• _What needs to be done_: From the entries below, pull out each line where "series" appears.

• _Given information_:
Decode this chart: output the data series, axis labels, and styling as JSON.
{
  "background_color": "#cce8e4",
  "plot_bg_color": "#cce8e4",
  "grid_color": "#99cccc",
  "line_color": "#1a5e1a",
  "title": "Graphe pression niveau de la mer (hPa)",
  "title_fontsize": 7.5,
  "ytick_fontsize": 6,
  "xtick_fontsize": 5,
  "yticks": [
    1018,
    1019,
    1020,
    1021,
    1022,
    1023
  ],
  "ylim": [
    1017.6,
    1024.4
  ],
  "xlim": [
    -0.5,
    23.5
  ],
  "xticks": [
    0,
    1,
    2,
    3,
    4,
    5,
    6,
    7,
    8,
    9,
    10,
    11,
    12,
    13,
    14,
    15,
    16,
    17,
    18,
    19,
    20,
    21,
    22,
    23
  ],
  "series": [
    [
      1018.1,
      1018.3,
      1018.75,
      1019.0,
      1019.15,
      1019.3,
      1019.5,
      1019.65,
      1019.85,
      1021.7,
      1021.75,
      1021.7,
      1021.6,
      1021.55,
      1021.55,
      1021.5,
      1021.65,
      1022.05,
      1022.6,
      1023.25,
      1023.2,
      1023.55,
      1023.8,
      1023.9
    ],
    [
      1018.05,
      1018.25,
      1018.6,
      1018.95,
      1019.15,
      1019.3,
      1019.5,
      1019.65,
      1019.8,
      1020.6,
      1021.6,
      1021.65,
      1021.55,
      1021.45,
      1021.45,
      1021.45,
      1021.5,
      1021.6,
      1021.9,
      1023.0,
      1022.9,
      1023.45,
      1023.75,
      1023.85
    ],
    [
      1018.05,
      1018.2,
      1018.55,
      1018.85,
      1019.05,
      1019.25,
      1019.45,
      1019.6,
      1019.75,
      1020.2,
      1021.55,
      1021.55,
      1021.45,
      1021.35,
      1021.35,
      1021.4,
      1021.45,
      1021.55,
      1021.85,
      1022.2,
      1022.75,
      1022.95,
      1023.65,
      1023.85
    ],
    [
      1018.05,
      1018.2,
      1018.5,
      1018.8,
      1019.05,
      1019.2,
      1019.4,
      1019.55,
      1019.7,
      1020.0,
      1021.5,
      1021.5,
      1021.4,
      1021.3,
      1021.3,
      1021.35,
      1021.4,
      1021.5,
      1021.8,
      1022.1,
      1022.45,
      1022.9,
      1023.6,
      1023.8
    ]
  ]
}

• _Task answer_:
Decode this chart: output the data series, axis labels, and styling as JSON.
  "series": [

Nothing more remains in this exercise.